- _TASK STATEMENT_
Repeat the whole listing exactly.

** start PROVIDED DATA **

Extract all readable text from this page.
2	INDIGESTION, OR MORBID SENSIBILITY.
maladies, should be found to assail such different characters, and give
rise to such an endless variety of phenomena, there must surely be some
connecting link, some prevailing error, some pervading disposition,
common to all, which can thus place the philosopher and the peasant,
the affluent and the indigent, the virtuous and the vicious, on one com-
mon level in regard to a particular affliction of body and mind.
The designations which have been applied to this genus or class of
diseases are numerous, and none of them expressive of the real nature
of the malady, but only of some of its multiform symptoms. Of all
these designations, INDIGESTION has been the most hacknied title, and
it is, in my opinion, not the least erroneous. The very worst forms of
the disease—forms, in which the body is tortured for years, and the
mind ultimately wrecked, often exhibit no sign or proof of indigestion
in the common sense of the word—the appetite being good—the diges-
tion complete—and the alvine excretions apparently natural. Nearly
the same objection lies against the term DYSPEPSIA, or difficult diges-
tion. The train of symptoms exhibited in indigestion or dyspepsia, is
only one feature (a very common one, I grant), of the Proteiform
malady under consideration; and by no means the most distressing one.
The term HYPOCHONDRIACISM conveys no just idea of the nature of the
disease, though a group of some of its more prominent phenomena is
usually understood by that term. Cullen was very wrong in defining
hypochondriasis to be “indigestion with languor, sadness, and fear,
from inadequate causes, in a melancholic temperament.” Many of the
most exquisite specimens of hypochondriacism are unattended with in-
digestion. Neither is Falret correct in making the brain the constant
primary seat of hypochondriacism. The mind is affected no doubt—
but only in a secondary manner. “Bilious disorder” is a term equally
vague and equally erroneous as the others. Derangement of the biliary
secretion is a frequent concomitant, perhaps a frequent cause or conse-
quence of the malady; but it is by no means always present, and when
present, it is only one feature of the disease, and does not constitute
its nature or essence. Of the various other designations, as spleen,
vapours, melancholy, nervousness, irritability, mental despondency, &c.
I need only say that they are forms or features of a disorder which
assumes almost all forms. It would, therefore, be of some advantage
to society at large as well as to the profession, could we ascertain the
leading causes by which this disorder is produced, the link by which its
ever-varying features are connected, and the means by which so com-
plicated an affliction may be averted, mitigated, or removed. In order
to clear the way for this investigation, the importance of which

** end PROVIDED DATA **

- _RESULT OF THE EXERCISE_
Extract all readable text from this page.
2	INDIGESTION, OR MORBID SENSIBILITY.
maladies, should be found to assail such different characters, and give
rise to such an endless variety of phenomena, there must surely be some
connecting link, some prevailing error, some pervading disposition,
common to all, which can thus place the philosopher and the peasant,
the affluent and the indigent, the virtuous and the vicious, on one com-
mon level in regard to a particular affliction of body and mind.
The designations which have been applied to this genus or class of
diseases are numerous, and none of them expressive of the real nature
of the malady, but only of some of its multiform symptoms. Of all
these designations, INDIGESTION has been the most hacknied title, and
it is, in my opinion, not the least erroneous. The very worst forms of
the disease—forms, in which the body is tortured for years, and the
mind ultimately wrecked, often exhibit no sign or proof of indigestion
in the common sense of the word—the appetite being good—the diges-
tion complete—and the alvine excretions apparently natural. Nearly
the same objection lies against the term DYSPEPSIA, or difficult diges-
tion. The train of symptoms exhibited in indigestion or dyspepsia, is
only one feature (a very common one, I grant), of the Proteiform
malady under consideration; and by no means the most distressing one.
The term HYPOCHONDRIACISM conveys no just idea of the nature of the
disease, though a group of some of its more prominent phenomena is
usually understood by that term. Cullen was very wrong in defining
hypochondriasis to be “indigestion with languor, sadness, and fear,
from inadequate causes, in a melancholic temperament.” Many of the
most exquisite specimens of hypochondriacism are unattended with in-
digestion. Neither is Falret correct in making the brain the constant
primary seat of hypochondriacism. The mind is affected no doubt—
but only in a secondary manner. “Bilious disorder” is a term equally
vague and equally erroneous as the others. Derangement of the biliary
secretion is a frequent concomitant, perhaps a frequent cause or conse-
quence of the malady; but it is by no means always present, and when
present, it is only one feature of the disease, and does not constitute
its nature or essence. Of the various other designations, as spleen,
vapours, melancholy, nervousness, irritability, mental despondency, &c.
I need only say that they are forms or features of a disorder which
assumes almost all forms. It would, therefore, be of some advantage
to society at large as well as to the profession, could we ascertain the
leading causes by which this disorder is produced, the link by which its
ever-varying features are connected, and the means by which so com-
plicated an affliction may be averted, mitigated, or removed. In order
to clear the way for this investigation, the importance of which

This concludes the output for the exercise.